Task prompt:
Without including any pictures, write out all the entries exactly.

Figure content listings:
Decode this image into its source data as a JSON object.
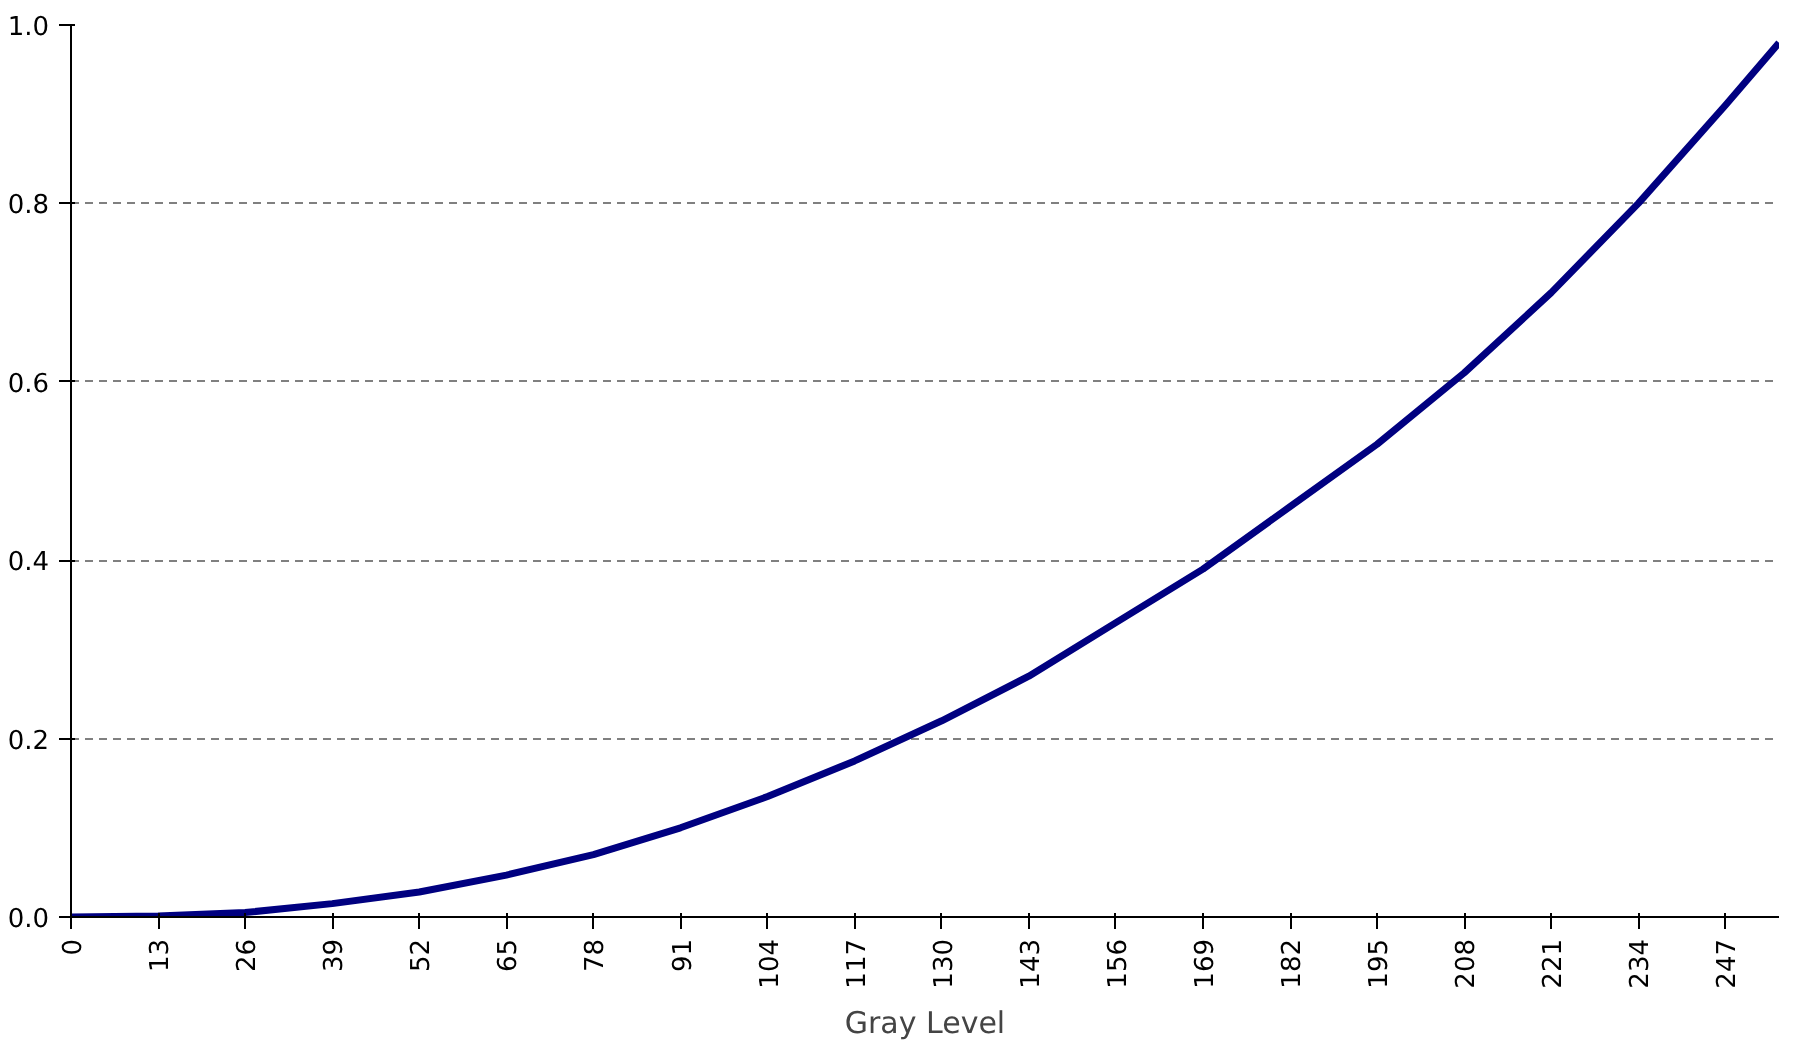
{
  "chart_data": {
    "type": "line",
    "xlabel": "Gray Level",
    "x": [
      0,
      13,
      26,
      39,
      52,
      65,
      78,
      91,
      104,
      117,
      130,
      143,
      156,
      169,
      182,
      195,
      208,
      221,
      234,
      247,
      255
    ],
    "series": [
      {
        "color": "#000080",
        "values": [
          0,
          0.001,
          0.005,
          0.015,
          0.028,
          0.047,
          0.07,
          0.1,
          0.135,
          0.175,
          0.22,
          0.27,
          0.33,
          0.39,
          0.46,
          0.53,
          0.61,
          0.7,
          0.8,
          0.91,
          0.98
        ]
      }
    ],
    "xlim": [
      0,
      255
    ],
    "xticks": [
      0,
      13,
      26,
      39,
      52,
      65,
      78,
      91,
      104,
      117,
      130,
      143,
      156,
      169,
      182,
      195,
      208,
      221,
      234,
      247
    ],
    "ylim": [
      0,
      1
    ],
    "yticks": [
      {
        "value": 0,
        "label": "0.0"
      },
      {
        "value": 0.2,
        "label": "0.2"
      },
      {
        "value": 0.4,
        "label": "0.4"
      },
      {
        "value": 0.6,
        "label": "0.6"
      },
      {
        "value": 0.8,
        "label": "0.8"
      },
      {
        "value": 1,
        "label": "1.0"
      }
    ],
    "grid": "y",
    "line_style": "solid",
    "marker": "none"
  }
}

Written answer:
Decode this image into its source data as a JSON object.
{
  "chart_data": {
    "type": "line",
    "xlabel": "Gray Level",
    "x": [
      0,
      13,
      26,
      39,
      52,
      65,
      78,
      91,
      104,
      117,
      130,
      143,
      156,
      169,
      182,
      195,
      208,
      221,
      234,
      247,
      255
    ],
    "series": [
      {
        "color": "#000080",
        "values": [
          0,
          0.001,
          0.005,
          0.015,
          0.028,
          0.047,
          0.07,
          0.1,
          0.135,
          0.175,
          0.22,
          0.27,
          0.33,
          0.39,
          0.46,
          0.53,
          0.61,
          0.7,
          0.8,
          0.91,
          0.98
        ]
      }
    ],
    "xlim": [
      0,
      255
    ],
    "xticks": [
      0,
      13,
      26,
      39,
      52,
      65,
      78,
      91,
      104,
      117,
      130,
      143,
      156,
      169,
      182,
      195,
      208,
      221,
      234,
      247
    ],
    "ylim": [
      0,
      1
    ],
    "yticks": [
      {
        "value": 0,
        "label": "0.0"
      },
      {
        "value": 0.2,
        "label": "0.2"
      },
      {
        "value": 0.4,
        "label": "0.4"
      },
      {
        "value": 0.6,
        "label": "0.6"
      },
      {
        "value": 0.8,
        "label": "0.8"
      },
      {
        "value": 1,
        "label": "1.0"
      }
    ],
    "grid": "y",
    "line_style": "solid",
    "marker": "none"
  }
}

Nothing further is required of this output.